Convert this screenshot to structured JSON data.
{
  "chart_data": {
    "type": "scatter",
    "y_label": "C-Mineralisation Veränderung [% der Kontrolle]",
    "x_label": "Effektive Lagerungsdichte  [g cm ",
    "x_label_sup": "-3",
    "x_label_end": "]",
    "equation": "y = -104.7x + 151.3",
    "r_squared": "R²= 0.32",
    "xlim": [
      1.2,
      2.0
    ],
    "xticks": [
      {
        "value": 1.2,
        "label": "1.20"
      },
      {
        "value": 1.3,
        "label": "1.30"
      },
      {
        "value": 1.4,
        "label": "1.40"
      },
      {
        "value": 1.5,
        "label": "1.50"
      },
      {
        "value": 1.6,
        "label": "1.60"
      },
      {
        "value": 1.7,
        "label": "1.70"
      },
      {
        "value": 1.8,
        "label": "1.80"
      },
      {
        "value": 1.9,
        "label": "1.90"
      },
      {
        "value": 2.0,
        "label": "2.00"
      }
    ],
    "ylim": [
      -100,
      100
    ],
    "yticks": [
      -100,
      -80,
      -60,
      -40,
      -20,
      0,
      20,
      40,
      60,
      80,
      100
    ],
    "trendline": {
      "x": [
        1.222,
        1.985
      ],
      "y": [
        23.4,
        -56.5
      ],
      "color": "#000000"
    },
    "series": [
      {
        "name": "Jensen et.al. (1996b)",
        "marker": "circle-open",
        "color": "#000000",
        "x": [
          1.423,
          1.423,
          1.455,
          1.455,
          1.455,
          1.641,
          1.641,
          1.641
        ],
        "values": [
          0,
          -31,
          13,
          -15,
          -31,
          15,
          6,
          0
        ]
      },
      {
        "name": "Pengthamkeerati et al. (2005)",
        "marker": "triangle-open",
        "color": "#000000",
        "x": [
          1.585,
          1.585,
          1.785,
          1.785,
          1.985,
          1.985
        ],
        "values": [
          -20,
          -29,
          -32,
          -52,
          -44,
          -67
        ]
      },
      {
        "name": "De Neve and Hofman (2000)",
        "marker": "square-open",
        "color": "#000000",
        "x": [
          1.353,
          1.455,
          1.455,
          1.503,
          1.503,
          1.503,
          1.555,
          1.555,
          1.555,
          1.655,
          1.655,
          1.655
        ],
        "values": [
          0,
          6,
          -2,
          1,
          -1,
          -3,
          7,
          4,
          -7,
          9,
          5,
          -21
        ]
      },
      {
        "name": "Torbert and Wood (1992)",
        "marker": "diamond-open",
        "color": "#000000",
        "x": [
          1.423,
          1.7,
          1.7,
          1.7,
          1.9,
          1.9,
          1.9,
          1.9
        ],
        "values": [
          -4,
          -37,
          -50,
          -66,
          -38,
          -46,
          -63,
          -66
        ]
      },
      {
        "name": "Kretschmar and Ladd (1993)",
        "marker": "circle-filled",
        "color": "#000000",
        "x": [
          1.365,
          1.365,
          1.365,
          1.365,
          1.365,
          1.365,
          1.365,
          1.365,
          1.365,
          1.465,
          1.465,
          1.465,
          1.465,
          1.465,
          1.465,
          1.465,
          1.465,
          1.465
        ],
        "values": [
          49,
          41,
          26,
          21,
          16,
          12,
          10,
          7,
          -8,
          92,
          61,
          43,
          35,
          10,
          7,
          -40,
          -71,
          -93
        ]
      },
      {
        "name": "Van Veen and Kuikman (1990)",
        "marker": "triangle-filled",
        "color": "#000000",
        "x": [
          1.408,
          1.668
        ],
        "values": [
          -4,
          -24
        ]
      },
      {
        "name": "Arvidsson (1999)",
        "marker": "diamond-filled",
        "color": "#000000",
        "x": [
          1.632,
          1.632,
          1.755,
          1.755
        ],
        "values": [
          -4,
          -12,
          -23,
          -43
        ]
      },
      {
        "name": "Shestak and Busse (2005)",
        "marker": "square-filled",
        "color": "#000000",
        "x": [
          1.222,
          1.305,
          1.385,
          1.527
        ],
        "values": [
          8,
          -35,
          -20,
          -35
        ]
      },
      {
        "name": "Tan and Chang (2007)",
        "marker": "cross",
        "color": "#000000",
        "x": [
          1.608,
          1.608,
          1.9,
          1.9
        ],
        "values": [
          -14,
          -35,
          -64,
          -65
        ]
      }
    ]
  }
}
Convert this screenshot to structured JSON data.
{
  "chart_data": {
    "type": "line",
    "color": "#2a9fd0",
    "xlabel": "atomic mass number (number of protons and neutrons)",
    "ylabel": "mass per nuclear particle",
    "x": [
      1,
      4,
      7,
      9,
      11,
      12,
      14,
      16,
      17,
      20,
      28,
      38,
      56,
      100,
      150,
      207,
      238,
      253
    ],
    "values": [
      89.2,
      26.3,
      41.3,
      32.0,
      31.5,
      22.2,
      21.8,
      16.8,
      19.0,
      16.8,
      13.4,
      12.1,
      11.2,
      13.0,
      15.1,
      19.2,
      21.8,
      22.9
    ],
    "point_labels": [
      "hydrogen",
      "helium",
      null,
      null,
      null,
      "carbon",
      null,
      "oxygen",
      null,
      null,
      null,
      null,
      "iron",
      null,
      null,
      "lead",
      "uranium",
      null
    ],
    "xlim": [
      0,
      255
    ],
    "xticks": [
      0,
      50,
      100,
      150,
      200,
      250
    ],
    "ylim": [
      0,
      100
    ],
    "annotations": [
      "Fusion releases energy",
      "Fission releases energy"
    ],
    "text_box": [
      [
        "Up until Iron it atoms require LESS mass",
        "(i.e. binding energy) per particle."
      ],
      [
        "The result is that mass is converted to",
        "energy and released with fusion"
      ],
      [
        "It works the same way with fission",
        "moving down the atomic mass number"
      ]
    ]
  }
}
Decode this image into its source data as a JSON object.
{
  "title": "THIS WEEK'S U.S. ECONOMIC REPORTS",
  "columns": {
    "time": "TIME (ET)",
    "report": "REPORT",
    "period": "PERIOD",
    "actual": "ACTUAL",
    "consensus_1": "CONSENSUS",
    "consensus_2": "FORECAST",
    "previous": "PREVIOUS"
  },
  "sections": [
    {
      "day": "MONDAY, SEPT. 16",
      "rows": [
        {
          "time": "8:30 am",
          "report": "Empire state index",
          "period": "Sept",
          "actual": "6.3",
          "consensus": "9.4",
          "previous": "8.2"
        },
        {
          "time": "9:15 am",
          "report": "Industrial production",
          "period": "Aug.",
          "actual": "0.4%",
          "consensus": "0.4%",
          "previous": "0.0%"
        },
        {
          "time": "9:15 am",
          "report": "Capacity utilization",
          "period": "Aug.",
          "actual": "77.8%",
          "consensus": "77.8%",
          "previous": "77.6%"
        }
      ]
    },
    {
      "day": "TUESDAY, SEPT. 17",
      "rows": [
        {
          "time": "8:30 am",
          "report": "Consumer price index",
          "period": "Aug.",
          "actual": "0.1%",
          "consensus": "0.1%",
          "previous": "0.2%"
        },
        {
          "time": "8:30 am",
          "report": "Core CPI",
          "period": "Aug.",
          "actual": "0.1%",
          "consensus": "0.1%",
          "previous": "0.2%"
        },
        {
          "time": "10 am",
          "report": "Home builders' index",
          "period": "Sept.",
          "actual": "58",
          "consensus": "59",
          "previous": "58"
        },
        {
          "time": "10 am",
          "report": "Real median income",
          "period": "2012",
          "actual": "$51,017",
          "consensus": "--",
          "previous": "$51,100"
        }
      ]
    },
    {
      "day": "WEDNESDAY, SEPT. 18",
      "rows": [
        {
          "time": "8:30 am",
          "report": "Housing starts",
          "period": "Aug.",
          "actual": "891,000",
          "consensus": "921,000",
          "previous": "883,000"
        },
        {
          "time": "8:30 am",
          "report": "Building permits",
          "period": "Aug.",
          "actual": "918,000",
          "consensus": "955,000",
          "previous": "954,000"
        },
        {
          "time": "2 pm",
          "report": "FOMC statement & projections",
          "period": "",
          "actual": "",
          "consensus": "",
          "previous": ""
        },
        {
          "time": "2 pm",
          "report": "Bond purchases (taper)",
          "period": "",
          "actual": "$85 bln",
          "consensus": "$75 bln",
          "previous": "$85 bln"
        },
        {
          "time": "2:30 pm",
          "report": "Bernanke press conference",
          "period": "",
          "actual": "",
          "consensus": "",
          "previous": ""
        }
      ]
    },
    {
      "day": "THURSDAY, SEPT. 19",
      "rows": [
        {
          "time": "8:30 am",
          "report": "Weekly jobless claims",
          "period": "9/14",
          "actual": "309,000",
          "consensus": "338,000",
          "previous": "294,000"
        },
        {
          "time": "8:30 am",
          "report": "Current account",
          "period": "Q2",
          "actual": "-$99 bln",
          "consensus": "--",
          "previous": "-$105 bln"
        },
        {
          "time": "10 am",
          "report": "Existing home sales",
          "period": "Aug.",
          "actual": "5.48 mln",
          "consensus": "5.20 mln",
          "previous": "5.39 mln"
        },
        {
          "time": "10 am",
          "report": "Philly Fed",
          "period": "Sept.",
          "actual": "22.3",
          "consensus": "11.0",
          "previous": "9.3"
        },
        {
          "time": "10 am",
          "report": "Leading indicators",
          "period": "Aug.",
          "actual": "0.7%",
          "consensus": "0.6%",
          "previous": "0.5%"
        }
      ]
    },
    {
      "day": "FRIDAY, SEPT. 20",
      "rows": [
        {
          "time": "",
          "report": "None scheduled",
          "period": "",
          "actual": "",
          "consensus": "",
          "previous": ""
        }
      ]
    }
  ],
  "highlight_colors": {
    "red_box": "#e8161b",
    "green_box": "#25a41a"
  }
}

§ DESCRIPTION OF THE TASK
Search the data for "diamond". Copy every matching line.

§ RESPONSE
        "marker": "diamond-open",
        "marker": "diamond-filled",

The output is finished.